Required task: In the data, extract each line that holds the string "hersteds".

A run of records
==*==
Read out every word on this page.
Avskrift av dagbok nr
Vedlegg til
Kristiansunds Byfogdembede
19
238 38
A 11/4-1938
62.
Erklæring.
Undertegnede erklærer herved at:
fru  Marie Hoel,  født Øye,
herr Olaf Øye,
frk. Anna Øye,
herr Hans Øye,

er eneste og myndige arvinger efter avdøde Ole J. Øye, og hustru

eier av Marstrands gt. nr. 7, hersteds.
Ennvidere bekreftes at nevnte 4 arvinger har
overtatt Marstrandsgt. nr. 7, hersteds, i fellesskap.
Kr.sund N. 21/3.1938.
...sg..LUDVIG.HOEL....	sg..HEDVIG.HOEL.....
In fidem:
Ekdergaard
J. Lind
==*==
The solution:
eier av Marstrands gt. nr. 7, hersteds.
overtatt Marstrandsgt. nr. 7, hersteds, i fellesskap.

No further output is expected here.